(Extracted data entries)

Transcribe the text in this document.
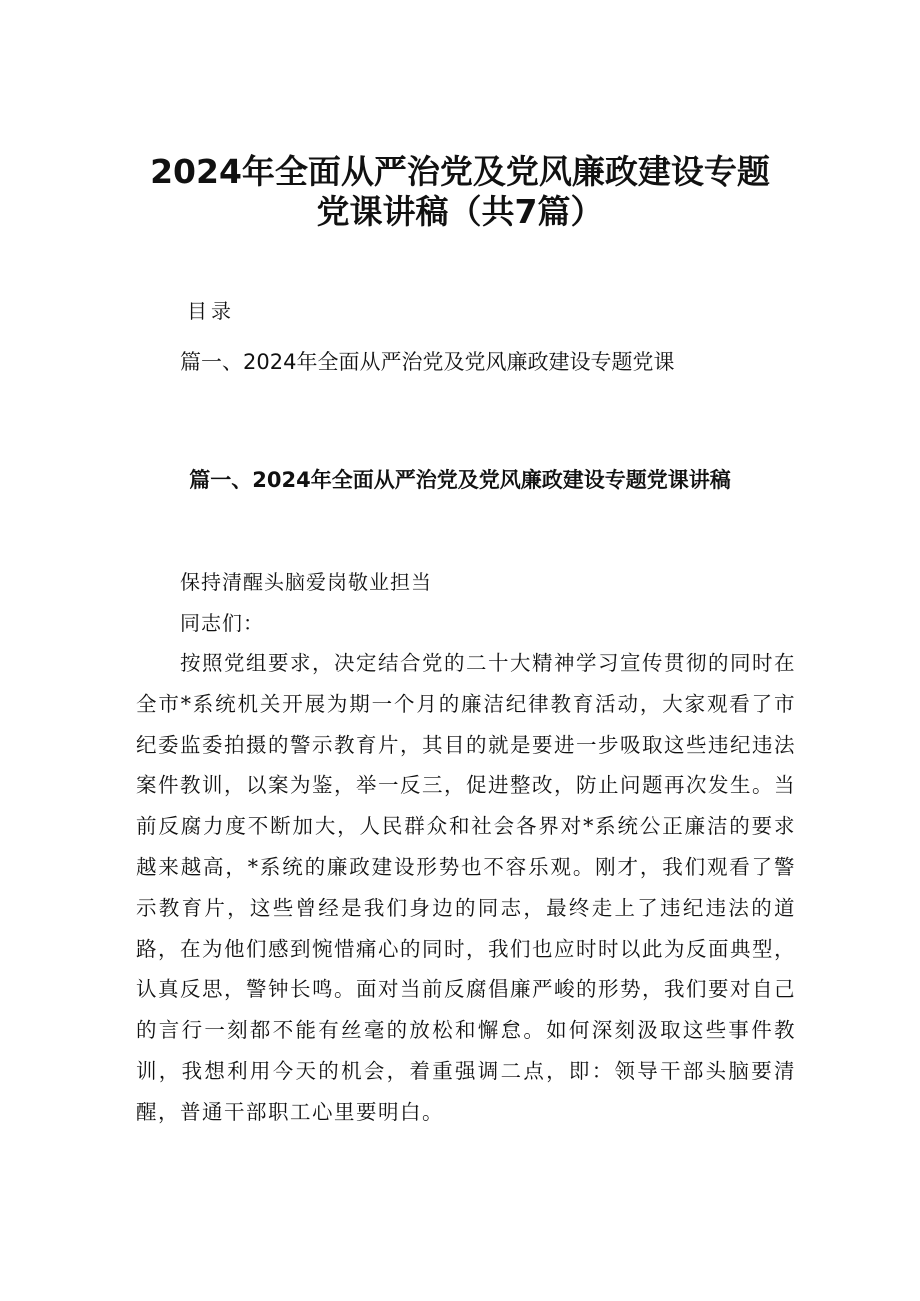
2024年全面从严治党及党风廉政建设专题
党课讲稿（共7篇）
目录
篇一、2024年全面从严治党及党风廉政建设专题党课
篇一、2024年全面从严治党及党风廉政建设专题党课讲稿
保持清醒头脑爱岗敬业担当
同志们：

按照党组要求，决定结合党的二十大精神学习宣传贯彻的同时在全市*系统机关开展为期一个月的廉洁纪律教育活动，大家观看了市纪委监委拍摄的警示教育片，其目的就是要进一步吸取这些违纪违法案件教训，以案为鉴，举一反三，促进整改，防止问题再次发生。当前反腐力度不断加大，人民群众和社会各界对*系统公正廉洁的要求越来越高，*系统的廉政建设形势也不容乐观。刚才，我们观看了警示教育片，这些曾经是我们身边的同志，最终走上了违纪违法的道路，在为他们感到惋惜痛心的同时，我们也应时时以此为反面典型，认真反思，警钟长鸣。面对当前反腐倡廉严峻的形势，我们要对自己的言行一刻都不能有丝毫的放松和懈怠。如何深刻汲取这些事件教训，我想利用今天的机会，着重强调二点，即：领导干部头脑要清醒，普通干部职工心里要明白。
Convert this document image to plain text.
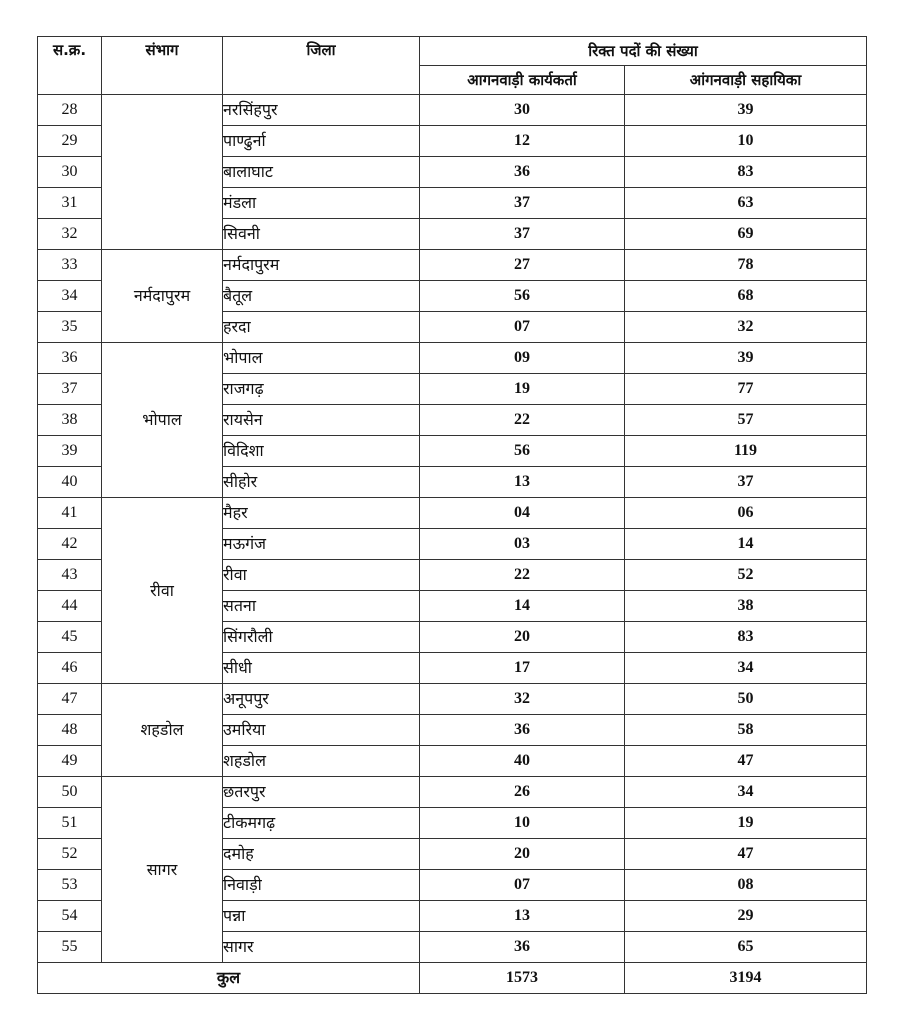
स.क्र.	संभाग	जिला	रिक्त पदों की संख्या	
			आगनवाड़ी कार्यकर्ता	आंगनवाड़ी सहायिका
28		नरसिंहपुर	30	39
29		पाण्ढुर्ना	12	10
30		बालाघाट	36	83
31		मंडला	37	63
32		सिवनी	37	69
33	नर्मदापुरम	नर्मदापुरम	27	78
34		बैतूल	56	68
35		हरदा	07	32
36	भोपाल	भोपाल	09	39
37		राजगढ़	19	77
38		रायसेन	22	57
39		विदिशा	56	119
40		सीहोर	13	37
41	रीवा	मैहर	04	06
42		मऊगंज	03	14
43		रीवा	22	52
44		सतना	14	38
45		सिंगरौली	20	83
46		सीधी	17	34
47	शहडोल	अनूपपुर	32	50
48		उमरिया	36	58
49		शहडोल	40	47
50	सागर	छतरपुर	26	34
51		टीकमगढ़	10	19
52		दमोह	20	47
53		निवाड़ी	07	08
54		पन्ना	13	29
55		सागर	36	65
कुल			1573	3194
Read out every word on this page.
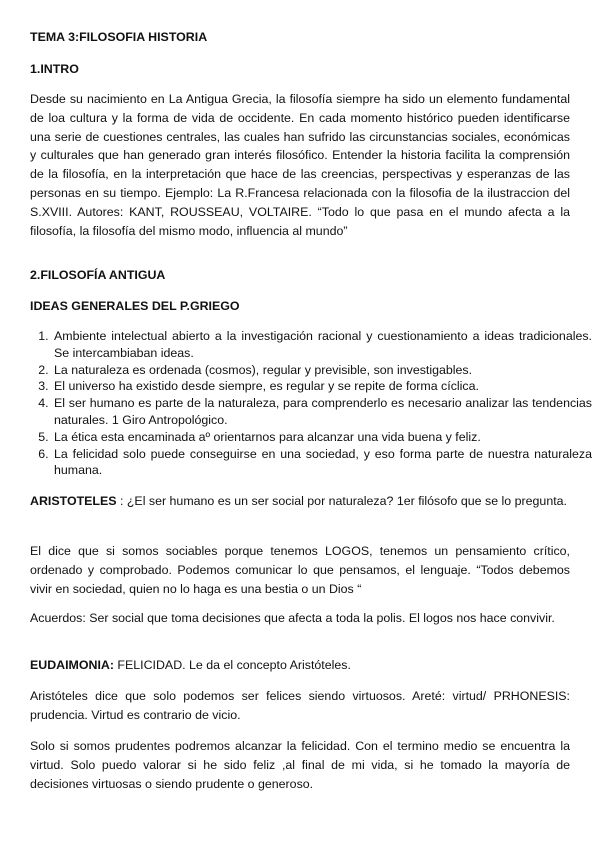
TEMA 3:FILOSOFIA HISTORIA
1.INTRO

Desde su nacimiento en La Antigua Grecia, la filosofía siempre ha sido un elemento fundamental de loa cultura y la forma de vida de occidente. En cada momento histórico pueden identificarse una serie de cuestiones centrales, las cuales han sufrido las circunstancias sociales, económicas y culturales que han generado gran interés filosófico. Entender la historia facilita la comprensión de la filosofía, en la interpretación que hace de las creencias, perspectivas y esperanzas de las personas en su tiempo. Ejemplo: La R.Francesa relacionada con la filosofia de la ilustraccion del S.XVIII. Autores: KANT, ROUSSEAU, VOLTAIRE. “Todo lo que pasa en el mundo afecta a la filosofía, la filosofía del mismo modo, influencia al mundo”

2.FILOSOFÍA ANTIGUA
IDEAS GENERALES DEL P.GRIEGO
1. Ambiente intelectual abierto a la investigación racional y cuestionamiento a ideas tradicionales. Se intercambiaban ideas.
2. La naturaleza es ordenada (cosmos), regular y previsible, son investigables.
3. El universo ha existido desde siempre, es regular y se repite de forma cíclica.
4. El ser humano es parte de la naturaleza, para comprenderlo es necesario analizar las tendencias naturales. 1 Giro Antropológico.
5. La ética esta encaminada aº orientarnos para alcanzar una vida buena y feliz.
6. La felicidad solo puede conseguirse en una sociedad, y eso forma parte de nuestra naturaleza humana.

ARISTOTELES : ¿El ser humano es un ser social por naturaleza? 1er filósofo que se lo pregunta.

El dice que si somos sociables porque tenemos LOGOS, tenemos un pensamiento crítico, ordenado y comprobado. Podemos comunicar lo que pensamos, el lenguaje. “Todos debemos vivir en sociedad, quien no lo haga es una bestia o un Dios “

Acuerdos: Ser social que toma decisiones que afecta a toda la polis. El logos nos hace convivir.

EUDAIMONIA: FELICIDAD. Le da el concepto Aristóteles.

Aristóteles dice que solo podemos ser felices siendo virtuosos. Areté: virtud/ PRHONESIS: prudencia. Virtud es contrario de vicio.

Solo si somos prudentes podremos alcanzar la felicidad. Con el termino medio se encuentra la virtud. Solo puedo valorar si he sido feliz ,al final de mi vida, si he tomado la mayoría de decisiones virtuosas o siendo prudente o generoso.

▶ [Given exercise]: Read the lines above. Gather those in which the string "sociedad" is found.

▶ [Correct result]:
6. La felicidad solo puede conseguirse en una sociedad, y eso forma parte de nuestra naturaleza humana.
El dice que si somos sociables porque tenemos LOGOS, tenemos un pensamiento crítico, ordenado y comprobado. Podemos comunicar lo que pensamos, el lenguaje. “Todos debemos vivir en sociedad, quien no lo haga es una bestia o un Dios “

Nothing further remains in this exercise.